- **DAFTAR TUGAS**:
**a)** Menurut teks tentang korupsi, mengapa pola pikir yang mempertentangkan upaya membangun pribadi yang baik dengan upaya membangun sistem yang baik dianggap tidak tepat? Jelaskan dalam satu sampai tiga kalimat.
**b)** Tuliskan ulang kata demi kata bagian teks tentang korupsi yang dimulai pada kata-kata yang memuat "Cara Membasmi Korupsi" dan berakhir setelah "orang-orang yang korup.".
**c)** Dalam teks tentang korupsi, sifat apa saja yang harus dimiliki para pemimpin?

Cara Membasmi Korupsi
Metode Mengatasi Korupsi
{{LANJUTAN DARI ARTIKEL SEBELUMNYA}}
III. SOLUSI ISLAM DALAM MENGATASI
KEBOBROKAN BIROKASI
Pemerintahan
yang bersih dan baik, dengan kata lain, birokrasi yang bersih dan baik,
haruslah dibangun secara sistematis dan terus menerus. Pola pikir yang
dikotomis, apakah upaya membangun pribadi yang baik atau upaya membangun sistem
yang baik, ibarat memilih telur atau ayam yang harus didahulukan. Pola pikir
yang demikian ini tidaklah tepat, karena memang tidak bisa memisahkan antara
kedua sisi ini. Individu yang baik tidak mungkin terproduksi massal dari sebuah
sistem yang buruk, demikian pula sistem yang baik, tidak akan berarti banyak
bila dijalankan oleh orang-orang yang korup.
Yang harus dilakukan adalah membina
masyarakat secara terus menerus agar menjadi individu yang baik, yang menyadari
bahwa pemerintahan yang baik hanya dapat dibangun oleh orang yang baik dan
sistem yang baik. Masyarakat juga terus menerus disadarkan, bahwa hanya sistem terbaiklah, yang bisa
memberi harapan bagi mereka, menjamin keadilan, melayani dengan keikhlasan dan
melindungi rakyatnya. Rakyat juga harus disadarkan, bahwa para pemimpin
haruslah orang yang baik, jujur, amanah, cerdas, profesional serta pembela
kebenaran dan keadilan Islam. Masyarakat juga perlu disadarkan bahwa sistem
yang baik dan pemimpin yang baik tidak bisa dibiarkan menjalankan pemerintahan
sendiri, mereka harus terus dijaga, dinasehati, diingatkan dengan cara yang
baik.
1.

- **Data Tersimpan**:
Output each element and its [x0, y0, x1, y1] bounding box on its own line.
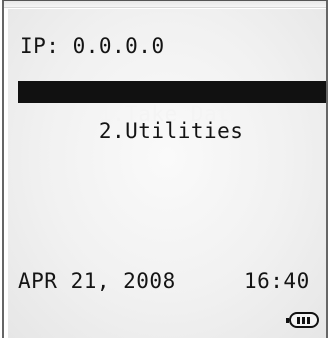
battery-icon	[286, 312, 319, 328]
menu-item-utilities[interactable]: 2.Utilities	[18, 98, 326, 142]
date-display: APR 21, 2008	[18, 269, 176, 293]
time-display: 16:40	[244, 269, 310, 293]
ip-label: IP:	[20, 34, 60, 58]
menu-item-label: 2.Utilities	[98, 119, 244, 143]
ip-address: 0.0.0.0	[72, 34, 165, 58]
battery-level-bar	[302, 317, 305, 324]
battery-level-bar	[297, 317, 300, 324]
battery-terminal	[286, 318, 289, 323]
ip-status: IP: 0.0.0.0	[20, 35, 165, 57]
device-frame: IP: 0.0.0.0 1.Take Data 2.Utilities APR …	[2, 0, 328, 338]
device-bezel	[4, 1, 326, 8]
lcd-screen: IP: 0.0.0.0 1.Take Data 2.Utilities APR …	[8, 9, 326, 338]
battery-level-bar	[307, 317, 310, 324]
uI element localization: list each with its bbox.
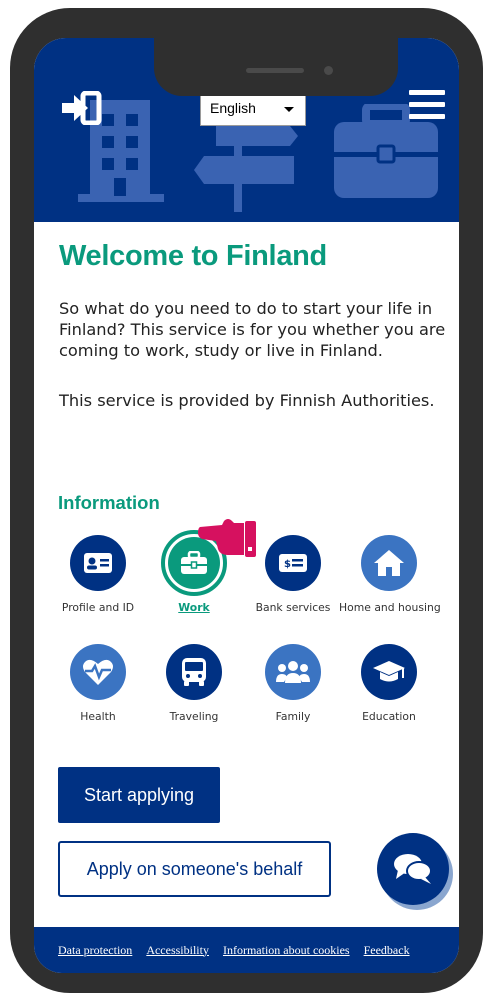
apply-on-behalf-button[interactable]: Apply on someone's behalf (58, 841, 331, 897)
intro-text: So what do you need to do to start your … (59, 299, 446, 360)
tile-label: Profile and ID (61, 601, 135, 614)
chevron-down-icon (284, 107, 294, 112)
bus-icon (166, 644, 222, 700)
footer-link-feedback[interactable]: Feedback (364, 943, 410, 958)
phone-frame: English Welcome to Finland So what do yo… (10, 8, 483, 993)
tile-profile-and-id[interactable]: Profile and ID (48, 535, 148, 614)
app-screen: English Welcome to Finland So what do yo… (34, 38, 459, 973)
login-icon[interactable] (59, 91, 103, 125)
graduation-cap-icon (361, 644, 417, 700)
chat-button[interactable] (377, 833, 449, 905)
tile-label: Traveling (169, 710, 219, 723)
footer: Data protection Accessibility Informatio… (34, 927, 459, 973)
tile-health[interactable]: Health (48, 644, 148, 723)
hand-pointer-icon (198, 519, 256, 557)
footer-link-data-protection[interactable]: Data protection (58, 943, 132, 958)
house-icon (361, 535, 417, 591)
svg-text:$: $ (284, 559, 291, 570)
tile-label: Family (275, 710, 311, 723)
language-select-value: English (210, 100, 256, 116)
tile-label: Health (80, 710, 116, 723)
people-icon (265, 644, 321, 700)
provided-by-text: This service is provided by Finnish Auth… (59, 391, 435, 410)
footer-link-cookies[interactable]: Information about cookies (223, 943, 350, 958)
tile-traveling[interactable]: Traveling (144, 644, 244, 723)
footer-link-accessibility[interactable]: Accessibility (146, 943, 209, 958)
tile-label: Home and housing (339, 601, 441, 614)
start-applying-button[interactable]: Start applying (58, 767, 220, 823)
hamburger-menu-icon[interactable] (409, 90, 445, 124)
tile-label: Education (362, 710, 416, 723)
tile-bank-services[interactable]: $ Bank services (243, 535, 343, 614)
id-card-icon (70, 535, 126, 591)
tile-home-and-housing[interactable]: Home and housing (339, 535, 441, 614)
tile-education[interactable]: Education (339, 644, 439, 723)
banknote-icon: $ (265, 535, 321, 591)
heart-pulse-icon (70, 644, 126, 700)
phone-notch (154, 38, 398, 96)
page-title: Welcome to Finland (59, 240, 327, 272)
tile-family[interactable]: Family (243, 644, 343, 723)
tile-label: Work (178, 601, 210, 614)
information-heading: Information (58, 492, 160, 513)
speaker (246, 68, 304, 73)
chat-bubbles-icon (394, 854, 432, 884)
camera (324, 66, 333, 75)
tile-label: Bank services (255, 601, 331, 614)
signpost-illustration-icon (194, 120, 298, 212)
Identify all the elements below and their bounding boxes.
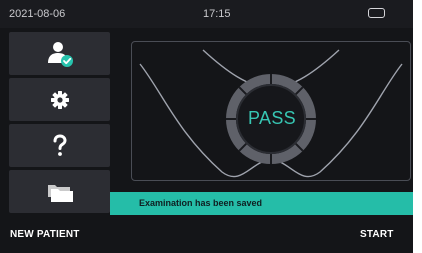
battery-icon <box>368 8 385 18</box>
device-screen: 2021-08-06 17:15 PASS Examination has be… <box>0 0 422 253</box>
start-button[interactable]: START <box>360 229 394 240</box>
save-notification: Examination has been saved <box>110 192 413 215</box>
new-patient-button[interactable]: NEW PATIENT <box>10 229 80 240</box>
folders-icon <box>47 184 73 202</box>
status-bar: 2021-08-06 17:15 <box>0 0 413 28</box>
question-icon <box>53 133 67 156</box>
examination-viewport: PASS <box>131 41 411 181</box>
sidebar-patient-button[interactable] <box>9 32 110 75</box>
sidebar-help-button[interactable] <box>9 124 110 167</box>
app-frame: 2021-08-06 17:15 PASS Examination has be… <box>0 0 413 253</box>
user-check-icon <box>47 41 73 67</box>
gear-icon <box>50 90 69 109</box>
notification-text: Examination has been saved <box>139 198 263 208</box>
sidebar-settings-button[interactable] <box>9 78 110 121</box>
sidebar-records-button[interactable] <box>9 170 110 213</box>
status-date: 2021-08-06 <box>9 8 66 20</box>
status-time: 17:15 <box>203 8 231 20</box>
result-text: PASS <box>248 108 296 128</box>
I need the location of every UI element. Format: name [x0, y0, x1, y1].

- **JAWABAN**:
**a)** Pola pikir itu tidak tepat karena kedua sisi tersebut memang tidak bisa dipisahkan. Individu yang baik tidak mungkin terproduksi massal dari sistem yang buruk. Sebaliknya, sistem yang baik tidak akan berarti banyak bila dijalankan oleh orang-orang yang korup.

**b)**
Cara Membasmi Korupsi
Metode Mengatasi Korupsi
{{LANJUTAN DARI ARTIKEL SEBELUMNYA}}
III. SOLUSI ISLAM DALAM MENGATASI
KEBOBROKAN BIROKASI
Pemerintahan
yang bersih dan baik, dengan kata lain, birokrasi yang bersih dan baik,
haruslah dibangun secara sistematis dan terus menerus. Pola pikir yang
dikotomis, apakah upaya membangun pribadi yang baik atau upaya membangun sistem
yang baik, ibarat memilih telur atau ayam yang harus didahulukan. Pola pikir
yang demikian ini tidaklah tepat, karena memang tidak bisa memisahkan antara
kedua sisi ini. Individu yang baik tidak mungkin terproduksi massal dari sebuah
sistem yang buruk, demikian pula sistem yang baik, tidak akan berarti banyak
bila dijalankan oleh orang-orang yang korup.

**c)** Para pemimpin haruslah orang yang baik, jujur, amanah, cerdas, profesional, serta pembela kebenaran dan keadilan Islam.